• Input:
◇ ◇ ◇
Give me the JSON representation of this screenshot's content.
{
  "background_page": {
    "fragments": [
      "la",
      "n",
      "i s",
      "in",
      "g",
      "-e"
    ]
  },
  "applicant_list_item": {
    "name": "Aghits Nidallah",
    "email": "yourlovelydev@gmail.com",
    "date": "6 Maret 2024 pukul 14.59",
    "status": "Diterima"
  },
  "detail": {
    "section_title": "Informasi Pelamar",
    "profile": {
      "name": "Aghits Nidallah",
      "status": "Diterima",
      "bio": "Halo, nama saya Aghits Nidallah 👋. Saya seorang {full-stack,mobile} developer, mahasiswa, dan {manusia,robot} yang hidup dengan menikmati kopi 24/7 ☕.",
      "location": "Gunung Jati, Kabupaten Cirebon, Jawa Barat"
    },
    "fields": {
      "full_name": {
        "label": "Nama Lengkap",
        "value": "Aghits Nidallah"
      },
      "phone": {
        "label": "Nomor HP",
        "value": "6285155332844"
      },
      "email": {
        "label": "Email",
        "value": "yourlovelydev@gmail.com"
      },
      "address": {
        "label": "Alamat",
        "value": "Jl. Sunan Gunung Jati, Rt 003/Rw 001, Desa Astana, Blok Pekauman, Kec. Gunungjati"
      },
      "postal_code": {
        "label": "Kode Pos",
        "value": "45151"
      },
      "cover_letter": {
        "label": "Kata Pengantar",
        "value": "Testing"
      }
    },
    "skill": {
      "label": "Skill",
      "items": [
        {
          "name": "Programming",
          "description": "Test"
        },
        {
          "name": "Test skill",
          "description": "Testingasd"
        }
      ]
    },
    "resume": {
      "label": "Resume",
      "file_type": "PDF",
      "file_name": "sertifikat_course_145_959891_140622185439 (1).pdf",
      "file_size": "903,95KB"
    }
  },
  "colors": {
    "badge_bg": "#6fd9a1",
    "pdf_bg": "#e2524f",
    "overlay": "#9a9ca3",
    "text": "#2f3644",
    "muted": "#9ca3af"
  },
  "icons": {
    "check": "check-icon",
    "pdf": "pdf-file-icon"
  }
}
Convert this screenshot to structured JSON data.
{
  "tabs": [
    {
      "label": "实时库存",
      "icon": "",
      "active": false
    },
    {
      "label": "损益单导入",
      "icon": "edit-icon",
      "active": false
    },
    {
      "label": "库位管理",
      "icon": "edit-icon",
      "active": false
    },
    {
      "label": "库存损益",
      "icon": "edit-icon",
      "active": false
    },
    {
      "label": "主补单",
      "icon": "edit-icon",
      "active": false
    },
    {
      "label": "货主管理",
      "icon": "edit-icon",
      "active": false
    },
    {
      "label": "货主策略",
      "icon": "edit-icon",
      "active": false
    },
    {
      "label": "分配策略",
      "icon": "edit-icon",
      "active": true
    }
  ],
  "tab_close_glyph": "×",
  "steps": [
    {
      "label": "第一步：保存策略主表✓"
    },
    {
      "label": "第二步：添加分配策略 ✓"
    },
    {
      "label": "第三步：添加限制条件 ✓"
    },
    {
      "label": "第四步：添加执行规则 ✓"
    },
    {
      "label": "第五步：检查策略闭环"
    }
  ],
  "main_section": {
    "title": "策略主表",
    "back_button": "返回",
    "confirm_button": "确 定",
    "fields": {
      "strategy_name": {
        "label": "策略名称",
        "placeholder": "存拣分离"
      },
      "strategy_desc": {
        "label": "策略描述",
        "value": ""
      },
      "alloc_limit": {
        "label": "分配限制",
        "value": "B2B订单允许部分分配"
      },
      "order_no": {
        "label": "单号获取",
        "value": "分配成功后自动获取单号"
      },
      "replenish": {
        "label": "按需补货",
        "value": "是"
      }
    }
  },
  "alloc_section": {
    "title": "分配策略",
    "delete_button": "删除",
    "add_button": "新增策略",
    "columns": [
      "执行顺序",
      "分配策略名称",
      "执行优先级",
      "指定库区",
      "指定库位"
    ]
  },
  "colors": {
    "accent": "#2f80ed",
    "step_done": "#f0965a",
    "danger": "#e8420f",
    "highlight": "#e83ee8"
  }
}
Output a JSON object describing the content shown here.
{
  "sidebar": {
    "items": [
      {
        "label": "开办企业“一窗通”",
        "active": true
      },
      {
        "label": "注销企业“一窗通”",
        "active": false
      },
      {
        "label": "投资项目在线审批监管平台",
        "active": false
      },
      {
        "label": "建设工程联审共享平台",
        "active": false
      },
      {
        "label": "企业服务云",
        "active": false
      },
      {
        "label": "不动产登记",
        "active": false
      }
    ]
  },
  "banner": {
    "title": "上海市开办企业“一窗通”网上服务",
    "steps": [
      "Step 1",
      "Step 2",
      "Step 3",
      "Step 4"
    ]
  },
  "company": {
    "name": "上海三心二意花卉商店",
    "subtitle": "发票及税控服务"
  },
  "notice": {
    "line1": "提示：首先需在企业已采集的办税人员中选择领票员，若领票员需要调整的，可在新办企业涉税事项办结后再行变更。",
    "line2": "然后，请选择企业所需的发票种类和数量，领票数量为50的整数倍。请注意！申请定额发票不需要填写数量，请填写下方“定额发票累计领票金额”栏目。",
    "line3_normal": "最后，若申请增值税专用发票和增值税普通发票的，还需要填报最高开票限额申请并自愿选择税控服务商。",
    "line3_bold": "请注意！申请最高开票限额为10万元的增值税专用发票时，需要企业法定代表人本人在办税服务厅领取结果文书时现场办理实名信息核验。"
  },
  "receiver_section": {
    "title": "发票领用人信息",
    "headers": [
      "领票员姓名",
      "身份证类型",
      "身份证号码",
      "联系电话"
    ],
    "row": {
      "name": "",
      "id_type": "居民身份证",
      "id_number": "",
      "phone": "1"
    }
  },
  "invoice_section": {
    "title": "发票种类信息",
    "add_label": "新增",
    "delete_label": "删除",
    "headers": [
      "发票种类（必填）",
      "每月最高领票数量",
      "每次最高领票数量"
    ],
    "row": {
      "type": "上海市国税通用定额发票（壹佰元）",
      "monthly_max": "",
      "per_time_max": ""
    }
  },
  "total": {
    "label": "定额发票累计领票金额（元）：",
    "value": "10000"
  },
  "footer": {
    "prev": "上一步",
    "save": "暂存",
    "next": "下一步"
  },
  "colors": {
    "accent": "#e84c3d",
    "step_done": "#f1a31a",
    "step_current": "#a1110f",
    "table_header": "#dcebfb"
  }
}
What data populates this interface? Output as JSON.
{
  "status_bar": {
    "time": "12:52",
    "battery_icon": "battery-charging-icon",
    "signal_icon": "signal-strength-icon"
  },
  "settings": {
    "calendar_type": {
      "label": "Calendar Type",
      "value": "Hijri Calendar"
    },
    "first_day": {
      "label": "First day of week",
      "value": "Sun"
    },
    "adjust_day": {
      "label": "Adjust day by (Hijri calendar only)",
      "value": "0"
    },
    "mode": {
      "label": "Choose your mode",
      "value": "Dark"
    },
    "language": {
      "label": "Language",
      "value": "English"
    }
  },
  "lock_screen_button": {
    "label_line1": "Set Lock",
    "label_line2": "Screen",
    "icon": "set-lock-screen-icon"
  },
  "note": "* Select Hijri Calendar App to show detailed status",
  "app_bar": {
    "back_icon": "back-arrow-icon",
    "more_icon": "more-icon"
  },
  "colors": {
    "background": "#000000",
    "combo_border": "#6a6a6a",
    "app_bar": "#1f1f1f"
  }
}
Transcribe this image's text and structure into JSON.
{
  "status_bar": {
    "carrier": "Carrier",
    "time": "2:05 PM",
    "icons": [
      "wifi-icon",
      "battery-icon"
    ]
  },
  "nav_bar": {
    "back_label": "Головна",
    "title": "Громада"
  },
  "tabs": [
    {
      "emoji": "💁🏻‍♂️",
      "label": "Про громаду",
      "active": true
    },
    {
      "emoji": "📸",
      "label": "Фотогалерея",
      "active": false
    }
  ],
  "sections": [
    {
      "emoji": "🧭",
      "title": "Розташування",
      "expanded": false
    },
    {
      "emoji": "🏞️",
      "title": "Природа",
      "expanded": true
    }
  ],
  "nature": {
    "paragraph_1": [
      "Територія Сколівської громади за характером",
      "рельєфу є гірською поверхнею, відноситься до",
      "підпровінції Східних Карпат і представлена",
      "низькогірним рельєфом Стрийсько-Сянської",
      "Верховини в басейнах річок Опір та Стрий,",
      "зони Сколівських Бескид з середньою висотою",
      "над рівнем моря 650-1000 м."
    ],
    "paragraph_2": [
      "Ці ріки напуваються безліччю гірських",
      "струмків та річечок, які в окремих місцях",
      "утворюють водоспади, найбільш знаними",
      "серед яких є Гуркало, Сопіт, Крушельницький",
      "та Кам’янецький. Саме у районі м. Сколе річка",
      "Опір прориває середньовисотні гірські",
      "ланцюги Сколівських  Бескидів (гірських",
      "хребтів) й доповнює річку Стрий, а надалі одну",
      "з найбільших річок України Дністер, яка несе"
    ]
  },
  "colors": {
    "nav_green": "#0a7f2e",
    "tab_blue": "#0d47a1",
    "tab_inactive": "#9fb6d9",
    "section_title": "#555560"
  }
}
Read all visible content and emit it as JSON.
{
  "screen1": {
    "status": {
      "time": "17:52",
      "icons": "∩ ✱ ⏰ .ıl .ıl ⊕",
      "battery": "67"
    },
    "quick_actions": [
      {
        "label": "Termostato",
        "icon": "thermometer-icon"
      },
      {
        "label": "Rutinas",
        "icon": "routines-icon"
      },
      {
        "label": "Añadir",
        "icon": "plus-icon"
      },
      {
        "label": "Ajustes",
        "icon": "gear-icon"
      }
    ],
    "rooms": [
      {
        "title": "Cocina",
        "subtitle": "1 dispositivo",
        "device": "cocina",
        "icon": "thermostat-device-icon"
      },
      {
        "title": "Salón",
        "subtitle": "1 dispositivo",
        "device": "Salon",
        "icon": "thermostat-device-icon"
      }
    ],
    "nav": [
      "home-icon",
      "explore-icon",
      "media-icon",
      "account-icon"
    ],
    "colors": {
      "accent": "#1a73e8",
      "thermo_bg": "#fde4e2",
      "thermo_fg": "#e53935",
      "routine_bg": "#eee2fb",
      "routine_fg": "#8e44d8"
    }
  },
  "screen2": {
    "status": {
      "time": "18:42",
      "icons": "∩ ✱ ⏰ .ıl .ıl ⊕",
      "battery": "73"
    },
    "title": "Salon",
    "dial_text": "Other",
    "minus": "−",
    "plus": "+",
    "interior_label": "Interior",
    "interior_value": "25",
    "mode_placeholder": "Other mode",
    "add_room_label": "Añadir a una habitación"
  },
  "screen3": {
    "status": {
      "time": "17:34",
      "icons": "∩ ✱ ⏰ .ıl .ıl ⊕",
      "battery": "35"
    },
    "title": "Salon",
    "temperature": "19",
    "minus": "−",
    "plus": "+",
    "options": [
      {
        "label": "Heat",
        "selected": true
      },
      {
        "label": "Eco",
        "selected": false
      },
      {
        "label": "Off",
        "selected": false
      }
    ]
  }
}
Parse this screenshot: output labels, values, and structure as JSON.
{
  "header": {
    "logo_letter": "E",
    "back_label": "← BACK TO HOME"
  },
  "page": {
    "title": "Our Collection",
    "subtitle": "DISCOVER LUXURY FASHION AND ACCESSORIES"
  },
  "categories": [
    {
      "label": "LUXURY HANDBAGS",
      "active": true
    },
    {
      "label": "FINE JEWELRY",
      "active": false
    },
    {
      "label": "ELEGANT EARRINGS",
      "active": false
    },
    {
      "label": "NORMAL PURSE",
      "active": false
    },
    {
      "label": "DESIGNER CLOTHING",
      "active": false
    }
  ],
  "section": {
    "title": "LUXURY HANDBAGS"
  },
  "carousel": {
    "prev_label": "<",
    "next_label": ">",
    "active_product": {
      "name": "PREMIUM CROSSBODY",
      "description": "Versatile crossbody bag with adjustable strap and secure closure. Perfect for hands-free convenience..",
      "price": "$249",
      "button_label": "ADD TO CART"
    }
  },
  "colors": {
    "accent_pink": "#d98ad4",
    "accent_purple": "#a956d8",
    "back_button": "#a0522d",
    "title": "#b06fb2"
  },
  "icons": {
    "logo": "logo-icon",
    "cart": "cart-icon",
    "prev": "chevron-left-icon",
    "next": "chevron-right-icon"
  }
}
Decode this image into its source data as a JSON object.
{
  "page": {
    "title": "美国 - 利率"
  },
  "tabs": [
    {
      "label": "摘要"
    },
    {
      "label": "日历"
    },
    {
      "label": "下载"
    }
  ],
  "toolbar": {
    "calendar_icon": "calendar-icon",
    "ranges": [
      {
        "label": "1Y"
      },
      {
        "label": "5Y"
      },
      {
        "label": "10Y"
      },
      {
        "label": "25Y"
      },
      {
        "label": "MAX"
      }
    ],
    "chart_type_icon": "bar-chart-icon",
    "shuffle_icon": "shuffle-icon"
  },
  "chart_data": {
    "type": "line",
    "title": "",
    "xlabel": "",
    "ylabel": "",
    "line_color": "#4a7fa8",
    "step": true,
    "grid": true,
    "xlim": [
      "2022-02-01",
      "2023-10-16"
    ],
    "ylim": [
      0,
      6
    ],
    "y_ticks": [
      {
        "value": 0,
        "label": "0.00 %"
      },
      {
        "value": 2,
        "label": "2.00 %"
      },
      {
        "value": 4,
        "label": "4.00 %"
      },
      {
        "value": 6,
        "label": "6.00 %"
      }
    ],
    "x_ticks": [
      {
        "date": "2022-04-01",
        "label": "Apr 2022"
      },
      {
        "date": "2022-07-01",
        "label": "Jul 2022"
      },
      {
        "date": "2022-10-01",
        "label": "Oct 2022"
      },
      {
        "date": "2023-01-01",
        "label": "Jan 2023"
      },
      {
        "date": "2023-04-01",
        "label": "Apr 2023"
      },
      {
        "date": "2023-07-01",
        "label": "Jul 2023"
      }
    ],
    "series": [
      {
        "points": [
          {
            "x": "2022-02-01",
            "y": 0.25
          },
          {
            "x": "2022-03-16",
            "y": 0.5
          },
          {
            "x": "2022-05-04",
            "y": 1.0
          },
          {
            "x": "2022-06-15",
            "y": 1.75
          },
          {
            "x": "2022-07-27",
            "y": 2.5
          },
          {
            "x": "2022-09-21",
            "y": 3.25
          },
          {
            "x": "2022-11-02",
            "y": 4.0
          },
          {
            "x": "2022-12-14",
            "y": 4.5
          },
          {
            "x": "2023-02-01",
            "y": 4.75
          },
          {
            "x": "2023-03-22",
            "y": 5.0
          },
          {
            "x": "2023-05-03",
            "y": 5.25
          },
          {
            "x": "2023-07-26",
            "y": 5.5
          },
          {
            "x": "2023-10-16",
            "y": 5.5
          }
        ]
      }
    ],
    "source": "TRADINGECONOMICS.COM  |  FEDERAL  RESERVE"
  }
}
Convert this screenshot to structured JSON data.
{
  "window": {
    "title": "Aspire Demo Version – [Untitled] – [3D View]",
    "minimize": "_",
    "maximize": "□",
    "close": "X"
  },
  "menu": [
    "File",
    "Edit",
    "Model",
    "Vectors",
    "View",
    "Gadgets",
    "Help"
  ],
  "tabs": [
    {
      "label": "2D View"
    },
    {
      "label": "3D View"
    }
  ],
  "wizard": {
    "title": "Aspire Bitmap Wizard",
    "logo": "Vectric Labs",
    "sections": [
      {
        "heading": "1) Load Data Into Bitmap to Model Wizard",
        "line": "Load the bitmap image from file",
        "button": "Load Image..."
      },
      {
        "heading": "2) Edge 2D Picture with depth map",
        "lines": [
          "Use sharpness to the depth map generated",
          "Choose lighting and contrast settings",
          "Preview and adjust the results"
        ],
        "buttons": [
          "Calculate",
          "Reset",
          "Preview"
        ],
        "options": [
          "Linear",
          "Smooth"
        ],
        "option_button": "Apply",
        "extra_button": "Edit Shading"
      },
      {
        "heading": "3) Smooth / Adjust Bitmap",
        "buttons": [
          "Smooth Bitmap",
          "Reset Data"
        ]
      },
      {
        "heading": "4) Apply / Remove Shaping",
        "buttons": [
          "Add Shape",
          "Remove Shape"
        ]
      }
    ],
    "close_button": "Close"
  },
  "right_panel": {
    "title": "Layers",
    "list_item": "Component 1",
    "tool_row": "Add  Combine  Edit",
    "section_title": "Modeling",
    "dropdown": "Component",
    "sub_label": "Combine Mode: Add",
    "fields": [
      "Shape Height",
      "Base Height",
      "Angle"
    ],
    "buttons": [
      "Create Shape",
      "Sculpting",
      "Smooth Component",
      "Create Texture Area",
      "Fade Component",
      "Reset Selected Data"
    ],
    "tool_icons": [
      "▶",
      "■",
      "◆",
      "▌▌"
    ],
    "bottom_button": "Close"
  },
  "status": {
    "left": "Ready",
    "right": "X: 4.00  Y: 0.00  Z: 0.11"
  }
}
◇ ◇ ◇
• Given request:
List all lines from the entries that include the word "heading".

• Right answer:
        "heading": "1) Load Data Into Bitmap to Model Wizard",
        "heading": "2) Edge 2D Picture with depth map",
        "heading": "3) Smooth / Adjust Bitmap",
        "heading": "4) Apply / Remove Shaping",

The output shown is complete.